** Your objective **
Pull out every line below that holds the word "können".

=== Data provided ===

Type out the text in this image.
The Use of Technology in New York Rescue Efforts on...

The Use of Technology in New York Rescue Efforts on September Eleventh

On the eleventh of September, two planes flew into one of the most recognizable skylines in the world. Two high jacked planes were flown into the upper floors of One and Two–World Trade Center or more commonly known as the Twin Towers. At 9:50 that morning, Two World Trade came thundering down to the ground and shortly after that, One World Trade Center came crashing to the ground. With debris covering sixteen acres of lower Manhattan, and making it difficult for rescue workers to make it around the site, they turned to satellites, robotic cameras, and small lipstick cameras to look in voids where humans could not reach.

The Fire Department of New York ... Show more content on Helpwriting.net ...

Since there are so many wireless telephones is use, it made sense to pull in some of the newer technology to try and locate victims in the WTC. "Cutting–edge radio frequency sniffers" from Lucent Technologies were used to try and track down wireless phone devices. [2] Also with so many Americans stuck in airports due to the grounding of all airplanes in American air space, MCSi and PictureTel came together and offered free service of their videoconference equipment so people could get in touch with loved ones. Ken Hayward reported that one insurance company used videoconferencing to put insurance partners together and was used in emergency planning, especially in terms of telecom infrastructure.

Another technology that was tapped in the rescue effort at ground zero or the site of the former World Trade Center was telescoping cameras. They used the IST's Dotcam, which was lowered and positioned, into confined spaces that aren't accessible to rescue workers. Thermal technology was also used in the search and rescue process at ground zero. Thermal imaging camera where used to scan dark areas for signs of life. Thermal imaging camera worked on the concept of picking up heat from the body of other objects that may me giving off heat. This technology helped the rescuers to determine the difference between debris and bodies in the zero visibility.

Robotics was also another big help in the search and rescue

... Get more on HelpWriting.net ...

===
=== Data provided ===

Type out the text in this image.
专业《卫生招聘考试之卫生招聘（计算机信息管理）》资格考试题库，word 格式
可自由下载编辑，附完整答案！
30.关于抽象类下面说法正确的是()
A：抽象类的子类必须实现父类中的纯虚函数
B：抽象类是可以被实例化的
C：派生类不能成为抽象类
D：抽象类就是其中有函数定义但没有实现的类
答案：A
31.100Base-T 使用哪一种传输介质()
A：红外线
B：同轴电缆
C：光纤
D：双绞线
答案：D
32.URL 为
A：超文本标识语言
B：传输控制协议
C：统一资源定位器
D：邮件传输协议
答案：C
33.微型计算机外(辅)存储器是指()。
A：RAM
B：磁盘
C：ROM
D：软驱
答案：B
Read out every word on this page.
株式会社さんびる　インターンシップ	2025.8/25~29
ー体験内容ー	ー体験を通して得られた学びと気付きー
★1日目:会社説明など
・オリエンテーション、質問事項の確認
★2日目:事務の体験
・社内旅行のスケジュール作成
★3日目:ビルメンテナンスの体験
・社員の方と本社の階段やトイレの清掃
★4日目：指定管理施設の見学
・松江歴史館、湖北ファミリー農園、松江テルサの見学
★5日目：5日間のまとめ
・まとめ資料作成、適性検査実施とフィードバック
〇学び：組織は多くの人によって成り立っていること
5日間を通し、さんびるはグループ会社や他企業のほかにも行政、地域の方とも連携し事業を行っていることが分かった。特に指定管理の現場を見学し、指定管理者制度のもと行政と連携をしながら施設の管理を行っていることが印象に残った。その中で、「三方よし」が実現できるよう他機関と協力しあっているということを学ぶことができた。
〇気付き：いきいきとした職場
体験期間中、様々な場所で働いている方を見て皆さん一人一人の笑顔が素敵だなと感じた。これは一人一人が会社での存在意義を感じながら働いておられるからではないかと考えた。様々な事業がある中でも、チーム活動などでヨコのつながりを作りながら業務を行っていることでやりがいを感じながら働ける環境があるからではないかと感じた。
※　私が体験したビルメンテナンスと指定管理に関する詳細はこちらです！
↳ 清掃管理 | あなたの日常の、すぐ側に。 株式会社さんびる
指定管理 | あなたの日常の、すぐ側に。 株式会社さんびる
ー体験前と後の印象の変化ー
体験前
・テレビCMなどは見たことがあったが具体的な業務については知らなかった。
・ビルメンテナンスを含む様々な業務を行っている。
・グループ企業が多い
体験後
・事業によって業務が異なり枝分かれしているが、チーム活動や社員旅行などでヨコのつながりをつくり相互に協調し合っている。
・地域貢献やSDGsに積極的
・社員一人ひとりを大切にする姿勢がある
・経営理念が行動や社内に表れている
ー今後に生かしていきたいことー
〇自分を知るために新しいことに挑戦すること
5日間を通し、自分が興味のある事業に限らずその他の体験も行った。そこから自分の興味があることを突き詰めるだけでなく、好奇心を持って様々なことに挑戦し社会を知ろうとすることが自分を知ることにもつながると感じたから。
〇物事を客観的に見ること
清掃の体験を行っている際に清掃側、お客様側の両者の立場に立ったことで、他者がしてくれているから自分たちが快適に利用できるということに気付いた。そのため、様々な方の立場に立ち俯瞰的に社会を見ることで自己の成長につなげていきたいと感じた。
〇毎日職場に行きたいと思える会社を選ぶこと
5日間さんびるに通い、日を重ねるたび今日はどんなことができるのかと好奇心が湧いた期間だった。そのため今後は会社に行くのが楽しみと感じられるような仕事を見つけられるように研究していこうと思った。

===
=== Data provided ===

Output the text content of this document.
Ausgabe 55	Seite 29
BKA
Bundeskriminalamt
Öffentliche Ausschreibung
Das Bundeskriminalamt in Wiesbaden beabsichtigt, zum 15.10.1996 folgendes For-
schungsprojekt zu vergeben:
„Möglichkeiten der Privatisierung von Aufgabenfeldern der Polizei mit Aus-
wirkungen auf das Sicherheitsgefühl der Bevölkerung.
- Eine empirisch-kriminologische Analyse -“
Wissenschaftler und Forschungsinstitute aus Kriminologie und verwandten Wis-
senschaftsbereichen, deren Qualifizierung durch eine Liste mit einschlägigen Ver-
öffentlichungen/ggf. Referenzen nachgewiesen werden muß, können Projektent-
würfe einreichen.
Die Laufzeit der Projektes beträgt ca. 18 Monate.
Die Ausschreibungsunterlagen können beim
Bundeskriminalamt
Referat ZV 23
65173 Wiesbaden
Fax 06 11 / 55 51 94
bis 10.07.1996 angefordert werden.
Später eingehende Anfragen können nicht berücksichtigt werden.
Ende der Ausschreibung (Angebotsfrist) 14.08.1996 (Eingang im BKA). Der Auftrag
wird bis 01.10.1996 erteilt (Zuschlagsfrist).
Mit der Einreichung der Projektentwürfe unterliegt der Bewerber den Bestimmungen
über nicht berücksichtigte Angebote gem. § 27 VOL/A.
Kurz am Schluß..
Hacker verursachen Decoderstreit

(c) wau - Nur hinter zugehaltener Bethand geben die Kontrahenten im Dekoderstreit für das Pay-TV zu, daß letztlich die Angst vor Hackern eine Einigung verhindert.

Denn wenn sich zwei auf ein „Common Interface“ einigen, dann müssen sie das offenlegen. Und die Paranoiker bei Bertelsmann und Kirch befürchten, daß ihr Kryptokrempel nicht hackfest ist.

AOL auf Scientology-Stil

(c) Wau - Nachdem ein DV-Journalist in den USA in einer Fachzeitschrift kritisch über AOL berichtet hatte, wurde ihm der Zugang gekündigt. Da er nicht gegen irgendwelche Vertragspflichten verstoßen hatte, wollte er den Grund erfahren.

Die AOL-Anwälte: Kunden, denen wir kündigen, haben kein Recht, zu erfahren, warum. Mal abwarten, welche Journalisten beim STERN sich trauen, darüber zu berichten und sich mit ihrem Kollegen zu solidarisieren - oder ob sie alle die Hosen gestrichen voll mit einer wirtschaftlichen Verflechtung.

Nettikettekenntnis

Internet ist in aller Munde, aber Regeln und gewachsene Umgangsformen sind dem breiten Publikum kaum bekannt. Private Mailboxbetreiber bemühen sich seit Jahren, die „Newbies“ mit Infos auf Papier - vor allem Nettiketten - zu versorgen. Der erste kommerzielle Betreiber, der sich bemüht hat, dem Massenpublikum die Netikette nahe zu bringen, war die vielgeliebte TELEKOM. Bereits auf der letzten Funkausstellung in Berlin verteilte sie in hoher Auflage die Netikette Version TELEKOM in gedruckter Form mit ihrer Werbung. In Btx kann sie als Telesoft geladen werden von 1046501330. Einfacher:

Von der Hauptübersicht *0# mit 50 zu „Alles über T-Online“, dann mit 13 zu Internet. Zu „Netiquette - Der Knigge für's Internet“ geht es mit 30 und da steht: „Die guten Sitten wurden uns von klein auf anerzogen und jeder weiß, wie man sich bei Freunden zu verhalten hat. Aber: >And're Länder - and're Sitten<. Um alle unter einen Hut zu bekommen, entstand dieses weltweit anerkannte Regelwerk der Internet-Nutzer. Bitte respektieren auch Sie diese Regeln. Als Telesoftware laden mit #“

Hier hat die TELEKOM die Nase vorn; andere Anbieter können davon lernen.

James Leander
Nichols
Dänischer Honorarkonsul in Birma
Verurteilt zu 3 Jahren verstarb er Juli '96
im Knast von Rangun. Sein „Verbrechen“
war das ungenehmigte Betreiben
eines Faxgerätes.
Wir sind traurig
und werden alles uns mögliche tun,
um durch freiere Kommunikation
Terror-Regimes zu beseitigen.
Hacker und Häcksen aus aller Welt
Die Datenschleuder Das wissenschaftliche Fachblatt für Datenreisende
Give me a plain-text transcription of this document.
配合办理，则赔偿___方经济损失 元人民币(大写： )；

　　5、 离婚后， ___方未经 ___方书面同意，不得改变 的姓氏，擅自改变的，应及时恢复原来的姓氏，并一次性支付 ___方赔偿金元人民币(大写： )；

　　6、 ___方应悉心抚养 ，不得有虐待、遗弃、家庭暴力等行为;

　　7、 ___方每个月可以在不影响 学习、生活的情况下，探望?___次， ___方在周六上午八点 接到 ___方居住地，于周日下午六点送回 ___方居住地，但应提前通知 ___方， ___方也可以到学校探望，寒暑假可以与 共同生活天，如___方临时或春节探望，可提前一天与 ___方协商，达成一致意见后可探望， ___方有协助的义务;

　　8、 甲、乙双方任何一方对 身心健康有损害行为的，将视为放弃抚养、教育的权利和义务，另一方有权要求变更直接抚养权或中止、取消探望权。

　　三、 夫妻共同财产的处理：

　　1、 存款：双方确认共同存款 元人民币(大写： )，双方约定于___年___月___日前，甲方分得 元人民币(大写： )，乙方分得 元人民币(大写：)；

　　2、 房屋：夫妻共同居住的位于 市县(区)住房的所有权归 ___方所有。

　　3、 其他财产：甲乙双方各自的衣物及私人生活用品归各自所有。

===

** Result of the task **
öffentlichungen/ggf. Referenzen nachgewiesen werden muß, können Projektent-
Die Ausschreibungsunterlagen können beim
Später eingehende Anfragen können nicht berücksichtigt werden.
Hier hat die TELEKOM die Nase vorn; andere Anbieter können davon lernen.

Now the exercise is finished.